**Goal of the exercise**:
Where a line holds "ORGANSKA", copy it.

Data excerpts:

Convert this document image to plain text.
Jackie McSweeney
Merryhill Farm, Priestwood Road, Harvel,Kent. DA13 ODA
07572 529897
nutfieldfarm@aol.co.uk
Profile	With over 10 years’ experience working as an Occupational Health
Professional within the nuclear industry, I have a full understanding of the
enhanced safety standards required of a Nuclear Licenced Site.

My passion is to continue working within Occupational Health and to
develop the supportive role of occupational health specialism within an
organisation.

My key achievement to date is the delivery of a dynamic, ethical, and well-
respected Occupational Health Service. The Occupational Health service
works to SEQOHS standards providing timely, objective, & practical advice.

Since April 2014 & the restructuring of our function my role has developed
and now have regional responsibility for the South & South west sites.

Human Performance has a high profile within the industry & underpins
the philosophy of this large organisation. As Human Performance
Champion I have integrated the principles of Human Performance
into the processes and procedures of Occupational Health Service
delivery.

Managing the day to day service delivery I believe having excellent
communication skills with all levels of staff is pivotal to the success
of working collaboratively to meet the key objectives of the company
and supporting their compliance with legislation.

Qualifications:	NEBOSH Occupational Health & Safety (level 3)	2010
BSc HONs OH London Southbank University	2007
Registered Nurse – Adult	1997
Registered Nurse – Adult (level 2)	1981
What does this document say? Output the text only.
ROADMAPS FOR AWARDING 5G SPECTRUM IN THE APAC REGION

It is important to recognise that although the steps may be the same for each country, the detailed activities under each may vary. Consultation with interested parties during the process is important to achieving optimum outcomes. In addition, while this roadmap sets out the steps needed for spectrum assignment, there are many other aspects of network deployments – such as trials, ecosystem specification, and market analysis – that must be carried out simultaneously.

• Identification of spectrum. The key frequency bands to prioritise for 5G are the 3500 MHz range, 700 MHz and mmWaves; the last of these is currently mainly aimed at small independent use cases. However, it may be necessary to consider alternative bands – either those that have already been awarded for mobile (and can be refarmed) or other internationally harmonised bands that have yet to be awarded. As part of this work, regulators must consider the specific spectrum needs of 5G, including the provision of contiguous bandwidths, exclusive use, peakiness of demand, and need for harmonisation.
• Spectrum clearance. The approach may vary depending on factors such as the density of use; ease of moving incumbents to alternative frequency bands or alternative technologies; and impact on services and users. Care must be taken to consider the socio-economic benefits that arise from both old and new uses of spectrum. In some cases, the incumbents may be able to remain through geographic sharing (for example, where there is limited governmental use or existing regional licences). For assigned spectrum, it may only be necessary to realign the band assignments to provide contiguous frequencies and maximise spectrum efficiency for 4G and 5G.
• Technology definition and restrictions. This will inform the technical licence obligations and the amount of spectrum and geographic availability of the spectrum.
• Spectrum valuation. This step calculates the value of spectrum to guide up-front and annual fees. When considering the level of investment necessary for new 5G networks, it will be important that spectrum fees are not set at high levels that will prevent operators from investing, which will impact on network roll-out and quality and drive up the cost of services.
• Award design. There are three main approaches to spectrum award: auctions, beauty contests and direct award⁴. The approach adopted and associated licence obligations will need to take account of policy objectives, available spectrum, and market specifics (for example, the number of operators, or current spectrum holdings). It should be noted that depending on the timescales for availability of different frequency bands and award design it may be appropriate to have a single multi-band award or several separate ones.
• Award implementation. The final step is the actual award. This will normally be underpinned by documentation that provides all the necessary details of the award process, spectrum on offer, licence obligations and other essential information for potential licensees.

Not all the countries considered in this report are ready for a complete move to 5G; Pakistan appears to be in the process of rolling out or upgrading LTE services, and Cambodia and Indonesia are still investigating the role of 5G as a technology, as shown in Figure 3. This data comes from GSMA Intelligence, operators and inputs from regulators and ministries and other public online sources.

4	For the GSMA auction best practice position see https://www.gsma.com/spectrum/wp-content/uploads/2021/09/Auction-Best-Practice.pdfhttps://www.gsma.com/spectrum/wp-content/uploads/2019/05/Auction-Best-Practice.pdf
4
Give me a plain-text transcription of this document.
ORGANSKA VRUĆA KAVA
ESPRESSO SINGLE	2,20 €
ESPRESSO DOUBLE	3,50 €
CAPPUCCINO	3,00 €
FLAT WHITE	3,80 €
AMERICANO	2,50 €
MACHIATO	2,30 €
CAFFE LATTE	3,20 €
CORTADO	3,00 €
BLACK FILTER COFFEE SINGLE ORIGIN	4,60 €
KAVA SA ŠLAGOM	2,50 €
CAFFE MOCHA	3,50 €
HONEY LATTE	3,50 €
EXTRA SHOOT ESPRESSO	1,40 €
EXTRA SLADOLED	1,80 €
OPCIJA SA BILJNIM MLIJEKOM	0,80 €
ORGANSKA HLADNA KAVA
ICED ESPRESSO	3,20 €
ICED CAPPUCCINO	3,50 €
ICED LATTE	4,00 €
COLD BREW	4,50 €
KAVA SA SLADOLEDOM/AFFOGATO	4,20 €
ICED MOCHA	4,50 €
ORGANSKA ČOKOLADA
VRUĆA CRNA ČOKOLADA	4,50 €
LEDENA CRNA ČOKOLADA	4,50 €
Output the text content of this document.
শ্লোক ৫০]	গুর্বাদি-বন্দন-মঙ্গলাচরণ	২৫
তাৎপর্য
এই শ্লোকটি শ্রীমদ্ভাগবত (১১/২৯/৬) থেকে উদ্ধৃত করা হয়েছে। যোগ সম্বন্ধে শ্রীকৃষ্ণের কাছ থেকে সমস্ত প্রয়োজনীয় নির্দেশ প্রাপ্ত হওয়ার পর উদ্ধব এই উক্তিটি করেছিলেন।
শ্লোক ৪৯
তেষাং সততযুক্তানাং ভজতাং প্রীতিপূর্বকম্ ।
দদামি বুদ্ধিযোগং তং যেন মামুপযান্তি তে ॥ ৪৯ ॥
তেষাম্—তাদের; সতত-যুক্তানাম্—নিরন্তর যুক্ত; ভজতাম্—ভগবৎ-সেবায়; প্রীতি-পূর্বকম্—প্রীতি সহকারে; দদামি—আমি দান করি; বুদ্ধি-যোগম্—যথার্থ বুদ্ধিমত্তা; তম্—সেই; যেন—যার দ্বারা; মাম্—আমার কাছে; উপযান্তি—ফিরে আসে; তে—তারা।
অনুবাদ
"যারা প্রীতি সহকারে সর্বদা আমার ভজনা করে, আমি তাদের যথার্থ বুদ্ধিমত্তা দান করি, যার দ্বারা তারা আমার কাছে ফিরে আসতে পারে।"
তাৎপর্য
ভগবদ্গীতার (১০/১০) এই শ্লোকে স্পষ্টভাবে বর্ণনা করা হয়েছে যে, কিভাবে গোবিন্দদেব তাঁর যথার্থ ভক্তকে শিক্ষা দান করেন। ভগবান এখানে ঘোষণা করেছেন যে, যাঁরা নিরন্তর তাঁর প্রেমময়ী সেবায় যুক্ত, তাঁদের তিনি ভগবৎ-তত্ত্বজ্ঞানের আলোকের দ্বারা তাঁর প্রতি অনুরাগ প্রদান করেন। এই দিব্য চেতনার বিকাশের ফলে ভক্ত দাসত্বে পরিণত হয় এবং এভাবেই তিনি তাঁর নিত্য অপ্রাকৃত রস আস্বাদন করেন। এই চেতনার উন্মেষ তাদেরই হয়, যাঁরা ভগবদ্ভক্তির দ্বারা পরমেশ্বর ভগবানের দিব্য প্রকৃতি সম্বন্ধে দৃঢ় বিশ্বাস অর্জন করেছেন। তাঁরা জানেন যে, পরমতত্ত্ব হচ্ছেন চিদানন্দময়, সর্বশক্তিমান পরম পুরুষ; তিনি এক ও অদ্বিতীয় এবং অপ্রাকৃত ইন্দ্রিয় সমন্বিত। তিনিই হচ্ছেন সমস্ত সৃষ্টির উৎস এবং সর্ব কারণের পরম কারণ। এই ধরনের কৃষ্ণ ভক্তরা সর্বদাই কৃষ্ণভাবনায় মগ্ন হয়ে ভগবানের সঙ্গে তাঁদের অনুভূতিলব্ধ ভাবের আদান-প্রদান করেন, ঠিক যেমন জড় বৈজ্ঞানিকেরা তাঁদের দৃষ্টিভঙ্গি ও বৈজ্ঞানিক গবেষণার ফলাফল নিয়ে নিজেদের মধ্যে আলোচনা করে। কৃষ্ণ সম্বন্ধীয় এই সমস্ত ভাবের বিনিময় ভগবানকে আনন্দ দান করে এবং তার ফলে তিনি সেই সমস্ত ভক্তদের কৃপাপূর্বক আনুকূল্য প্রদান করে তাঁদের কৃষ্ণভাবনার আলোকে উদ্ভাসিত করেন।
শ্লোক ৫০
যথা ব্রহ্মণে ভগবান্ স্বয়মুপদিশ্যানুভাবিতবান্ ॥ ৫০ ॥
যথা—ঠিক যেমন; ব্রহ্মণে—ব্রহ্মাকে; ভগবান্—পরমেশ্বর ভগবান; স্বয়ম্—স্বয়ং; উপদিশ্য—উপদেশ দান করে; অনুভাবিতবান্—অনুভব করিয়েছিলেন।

**Expected answer**:
ORGANSKA VRUĆA KAVA
ORGANSKA HLADNA KAVA
ORGANSKA ČOKOLADA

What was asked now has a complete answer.